**WHAT THIS TASK INVOLVES:**
Show each line that has the string "review" in it.

Stored items from a collection

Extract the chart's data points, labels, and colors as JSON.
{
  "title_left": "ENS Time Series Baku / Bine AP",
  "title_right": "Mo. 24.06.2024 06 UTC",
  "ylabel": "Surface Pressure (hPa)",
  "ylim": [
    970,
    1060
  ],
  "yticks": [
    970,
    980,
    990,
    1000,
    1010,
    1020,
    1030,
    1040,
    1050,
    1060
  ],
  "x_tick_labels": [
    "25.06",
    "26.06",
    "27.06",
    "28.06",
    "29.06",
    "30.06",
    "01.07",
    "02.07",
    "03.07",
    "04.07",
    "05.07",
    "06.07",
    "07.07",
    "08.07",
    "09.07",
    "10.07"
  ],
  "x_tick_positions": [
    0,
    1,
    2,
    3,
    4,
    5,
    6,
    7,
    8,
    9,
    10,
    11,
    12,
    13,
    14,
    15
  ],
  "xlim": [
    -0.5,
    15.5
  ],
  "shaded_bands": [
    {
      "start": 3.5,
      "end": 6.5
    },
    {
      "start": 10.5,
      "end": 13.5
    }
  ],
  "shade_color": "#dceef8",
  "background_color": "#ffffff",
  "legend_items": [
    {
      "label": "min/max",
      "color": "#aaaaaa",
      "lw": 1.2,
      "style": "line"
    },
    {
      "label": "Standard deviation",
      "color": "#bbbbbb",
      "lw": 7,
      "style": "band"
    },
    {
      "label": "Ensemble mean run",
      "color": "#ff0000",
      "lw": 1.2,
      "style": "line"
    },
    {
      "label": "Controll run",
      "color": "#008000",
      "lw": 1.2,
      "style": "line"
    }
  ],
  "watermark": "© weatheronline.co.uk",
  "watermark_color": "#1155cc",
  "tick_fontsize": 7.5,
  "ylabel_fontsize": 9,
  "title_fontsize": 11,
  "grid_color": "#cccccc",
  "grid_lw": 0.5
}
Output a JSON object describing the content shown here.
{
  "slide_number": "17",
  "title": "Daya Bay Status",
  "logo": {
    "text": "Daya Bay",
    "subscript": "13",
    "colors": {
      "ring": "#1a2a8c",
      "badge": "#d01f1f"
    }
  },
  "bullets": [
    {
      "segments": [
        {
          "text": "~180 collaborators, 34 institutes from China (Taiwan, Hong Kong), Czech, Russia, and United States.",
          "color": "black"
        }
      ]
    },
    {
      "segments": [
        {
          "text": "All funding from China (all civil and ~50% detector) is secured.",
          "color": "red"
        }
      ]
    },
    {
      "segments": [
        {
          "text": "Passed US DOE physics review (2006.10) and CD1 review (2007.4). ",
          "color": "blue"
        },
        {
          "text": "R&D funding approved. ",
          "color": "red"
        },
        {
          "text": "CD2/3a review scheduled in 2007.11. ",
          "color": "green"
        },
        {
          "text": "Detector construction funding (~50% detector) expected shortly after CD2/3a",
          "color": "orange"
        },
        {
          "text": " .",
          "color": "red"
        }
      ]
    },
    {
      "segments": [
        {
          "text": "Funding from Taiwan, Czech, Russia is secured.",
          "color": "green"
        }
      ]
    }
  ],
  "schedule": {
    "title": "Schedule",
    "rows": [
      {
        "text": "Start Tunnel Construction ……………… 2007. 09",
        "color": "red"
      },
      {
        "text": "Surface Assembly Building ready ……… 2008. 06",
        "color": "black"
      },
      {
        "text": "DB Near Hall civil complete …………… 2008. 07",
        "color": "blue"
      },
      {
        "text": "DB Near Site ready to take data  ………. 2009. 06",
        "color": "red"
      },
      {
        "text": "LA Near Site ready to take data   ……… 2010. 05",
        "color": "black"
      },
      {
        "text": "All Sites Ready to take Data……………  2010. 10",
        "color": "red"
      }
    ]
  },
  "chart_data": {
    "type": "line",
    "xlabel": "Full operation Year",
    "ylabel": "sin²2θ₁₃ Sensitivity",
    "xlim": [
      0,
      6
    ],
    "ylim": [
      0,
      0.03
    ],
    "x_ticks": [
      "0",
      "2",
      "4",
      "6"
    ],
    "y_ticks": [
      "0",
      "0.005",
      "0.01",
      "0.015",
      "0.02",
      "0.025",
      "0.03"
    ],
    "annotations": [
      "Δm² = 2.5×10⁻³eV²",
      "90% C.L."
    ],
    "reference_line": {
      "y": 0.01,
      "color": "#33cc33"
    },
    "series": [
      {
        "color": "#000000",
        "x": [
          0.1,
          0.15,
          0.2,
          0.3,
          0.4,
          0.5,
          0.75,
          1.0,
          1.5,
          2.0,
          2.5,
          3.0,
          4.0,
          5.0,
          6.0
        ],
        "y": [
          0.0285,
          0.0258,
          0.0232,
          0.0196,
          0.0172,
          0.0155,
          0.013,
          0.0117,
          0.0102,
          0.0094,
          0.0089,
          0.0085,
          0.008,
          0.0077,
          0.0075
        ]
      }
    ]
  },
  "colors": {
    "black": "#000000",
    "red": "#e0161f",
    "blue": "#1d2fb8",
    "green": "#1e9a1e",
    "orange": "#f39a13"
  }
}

**SOLUTION TO THE PROBLEM:**
          "text": "Passed US DOE physics review (2006.10) and CD1 review (2007.4). ",
          "text": "CD2/3a review scheduled in 2007.11. ",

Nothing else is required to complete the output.